» **DATA IN THIS EXERCISE**
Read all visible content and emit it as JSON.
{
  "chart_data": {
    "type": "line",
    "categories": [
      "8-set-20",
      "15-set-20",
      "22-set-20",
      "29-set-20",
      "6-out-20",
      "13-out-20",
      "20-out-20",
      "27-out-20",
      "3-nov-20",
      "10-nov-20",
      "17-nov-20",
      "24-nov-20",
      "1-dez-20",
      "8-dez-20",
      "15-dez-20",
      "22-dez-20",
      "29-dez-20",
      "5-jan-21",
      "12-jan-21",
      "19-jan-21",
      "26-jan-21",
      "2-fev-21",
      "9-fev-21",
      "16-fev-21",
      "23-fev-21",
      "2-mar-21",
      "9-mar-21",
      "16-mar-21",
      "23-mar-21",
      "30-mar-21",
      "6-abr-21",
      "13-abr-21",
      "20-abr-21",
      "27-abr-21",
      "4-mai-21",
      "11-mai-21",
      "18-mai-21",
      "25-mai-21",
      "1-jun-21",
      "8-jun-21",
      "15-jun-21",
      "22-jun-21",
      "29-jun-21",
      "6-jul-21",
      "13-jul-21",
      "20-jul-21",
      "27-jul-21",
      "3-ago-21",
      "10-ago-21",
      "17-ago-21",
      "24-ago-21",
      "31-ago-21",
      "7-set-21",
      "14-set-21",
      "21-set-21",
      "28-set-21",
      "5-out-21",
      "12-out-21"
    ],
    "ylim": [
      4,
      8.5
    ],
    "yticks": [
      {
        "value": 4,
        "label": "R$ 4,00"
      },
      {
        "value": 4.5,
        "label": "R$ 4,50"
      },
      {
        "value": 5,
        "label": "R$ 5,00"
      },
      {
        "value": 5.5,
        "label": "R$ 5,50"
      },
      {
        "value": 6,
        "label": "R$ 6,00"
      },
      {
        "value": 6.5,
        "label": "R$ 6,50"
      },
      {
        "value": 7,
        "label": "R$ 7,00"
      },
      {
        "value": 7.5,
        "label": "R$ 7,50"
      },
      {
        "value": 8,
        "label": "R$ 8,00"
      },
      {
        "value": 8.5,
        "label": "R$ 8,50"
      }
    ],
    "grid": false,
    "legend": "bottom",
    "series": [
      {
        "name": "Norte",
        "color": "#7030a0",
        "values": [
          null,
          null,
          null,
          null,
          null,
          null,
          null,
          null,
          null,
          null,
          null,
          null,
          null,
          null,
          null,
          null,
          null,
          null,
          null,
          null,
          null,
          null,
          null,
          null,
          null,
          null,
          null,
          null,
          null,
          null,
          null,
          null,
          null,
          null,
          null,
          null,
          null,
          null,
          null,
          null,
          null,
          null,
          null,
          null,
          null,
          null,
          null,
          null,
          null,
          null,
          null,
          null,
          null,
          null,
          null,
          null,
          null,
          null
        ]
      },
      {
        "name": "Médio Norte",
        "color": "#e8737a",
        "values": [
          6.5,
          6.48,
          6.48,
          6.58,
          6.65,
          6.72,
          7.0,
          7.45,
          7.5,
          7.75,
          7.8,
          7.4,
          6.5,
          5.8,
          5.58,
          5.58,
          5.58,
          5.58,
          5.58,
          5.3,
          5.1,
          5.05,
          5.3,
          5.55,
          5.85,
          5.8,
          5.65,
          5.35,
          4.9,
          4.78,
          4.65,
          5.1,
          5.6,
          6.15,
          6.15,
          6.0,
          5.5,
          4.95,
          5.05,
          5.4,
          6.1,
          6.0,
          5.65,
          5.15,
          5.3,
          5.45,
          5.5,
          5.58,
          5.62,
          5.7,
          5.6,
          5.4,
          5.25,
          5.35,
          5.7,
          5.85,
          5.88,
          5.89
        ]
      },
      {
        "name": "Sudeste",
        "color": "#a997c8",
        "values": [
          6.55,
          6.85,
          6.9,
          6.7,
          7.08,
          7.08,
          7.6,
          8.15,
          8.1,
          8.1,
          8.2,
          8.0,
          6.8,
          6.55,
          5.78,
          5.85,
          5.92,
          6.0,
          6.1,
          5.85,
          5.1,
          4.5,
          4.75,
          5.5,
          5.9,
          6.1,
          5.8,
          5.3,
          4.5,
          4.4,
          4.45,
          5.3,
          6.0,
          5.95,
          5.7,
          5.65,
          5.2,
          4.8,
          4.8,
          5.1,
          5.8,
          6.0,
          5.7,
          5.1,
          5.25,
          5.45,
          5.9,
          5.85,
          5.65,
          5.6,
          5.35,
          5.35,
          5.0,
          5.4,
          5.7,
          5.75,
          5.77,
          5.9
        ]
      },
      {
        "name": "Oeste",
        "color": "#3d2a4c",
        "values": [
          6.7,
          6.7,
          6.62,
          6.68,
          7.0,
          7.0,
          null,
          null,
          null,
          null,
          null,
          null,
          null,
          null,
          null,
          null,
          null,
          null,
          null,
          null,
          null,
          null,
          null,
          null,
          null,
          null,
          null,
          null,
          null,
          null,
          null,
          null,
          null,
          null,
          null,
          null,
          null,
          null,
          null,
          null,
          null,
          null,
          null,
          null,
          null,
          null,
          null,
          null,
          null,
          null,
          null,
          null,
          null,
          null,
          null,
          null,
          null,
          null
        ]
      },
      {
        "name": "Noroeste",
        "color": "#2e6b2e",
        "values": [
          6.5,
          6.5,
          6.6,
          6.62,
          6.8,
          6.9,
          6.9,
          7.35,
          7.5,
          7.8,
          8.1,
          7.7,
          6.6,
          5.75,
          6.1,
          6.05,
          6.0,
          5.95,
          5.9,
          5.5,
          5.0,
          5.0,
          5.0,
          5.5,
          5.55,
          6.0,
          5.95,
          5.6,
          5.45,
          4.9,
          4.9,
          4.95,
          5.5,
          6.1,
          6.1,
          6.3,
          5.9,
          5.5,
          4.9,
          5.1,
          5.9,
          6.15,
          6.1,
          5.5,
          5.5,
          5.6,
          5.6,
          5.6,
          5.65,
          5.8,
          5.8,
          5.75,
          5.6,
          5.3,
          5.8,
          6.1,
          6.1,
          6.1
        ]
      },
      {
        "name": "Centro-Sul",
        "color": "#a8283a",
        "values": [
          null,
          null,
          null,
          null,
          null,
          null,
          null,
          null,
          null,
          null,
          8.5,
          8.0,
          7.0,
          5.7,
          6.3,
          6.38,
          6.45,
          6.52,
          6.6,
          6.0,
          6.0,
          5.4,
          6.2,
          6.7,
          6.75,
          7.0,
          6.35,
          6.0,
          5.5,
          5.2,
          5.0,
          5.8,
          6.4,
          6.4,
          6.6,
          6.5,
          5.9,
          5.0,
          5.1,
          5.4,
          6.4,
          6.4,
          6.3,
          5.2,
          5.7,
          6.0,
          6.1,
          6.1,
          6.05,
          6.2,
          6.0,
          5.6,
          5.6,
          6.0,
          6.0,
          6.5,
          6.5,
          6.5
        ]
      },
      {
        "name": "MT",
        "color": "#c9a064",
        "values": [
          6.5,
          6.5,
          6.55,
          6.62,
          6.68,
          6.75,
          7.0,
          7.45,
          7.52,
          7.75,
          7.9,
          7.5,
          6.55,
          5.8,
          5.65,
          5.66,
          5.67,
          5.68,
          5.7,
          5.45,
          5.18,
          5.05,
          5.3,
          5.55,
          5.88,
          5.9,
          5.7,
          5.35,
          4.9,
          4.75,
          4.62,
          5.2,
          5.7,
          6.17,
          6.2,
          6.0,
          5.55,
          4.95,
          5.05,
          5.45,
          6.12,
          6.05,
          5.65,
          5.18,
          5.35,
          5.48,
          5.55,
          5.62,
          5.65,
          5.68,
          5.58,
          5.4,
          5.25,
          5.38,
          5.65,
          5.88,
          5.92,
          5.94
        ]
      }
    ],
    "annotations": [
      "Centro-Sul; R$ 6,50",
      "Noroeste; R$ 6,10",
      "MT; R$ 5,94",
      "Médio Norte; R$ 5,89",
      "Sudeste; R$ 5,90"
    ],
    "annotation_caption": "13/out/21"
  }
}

» **WHAT IS EXPECTED**
List all lines where "label" occurs.

» **WRITTEN RESPONSE**
        "label": "R$ 4,00"
        "label": "R$ 4,50"
        "label": "R$ 5,00"
        "label": "R$ 5,50"
        "label": "R$ 6,00"
        "label": "R$ 6,50"
        "label": "R$ 7,00"
        "label": "R$ 7,50"
        "label": "R$ 8,00"
        "label": "R$ 8,50"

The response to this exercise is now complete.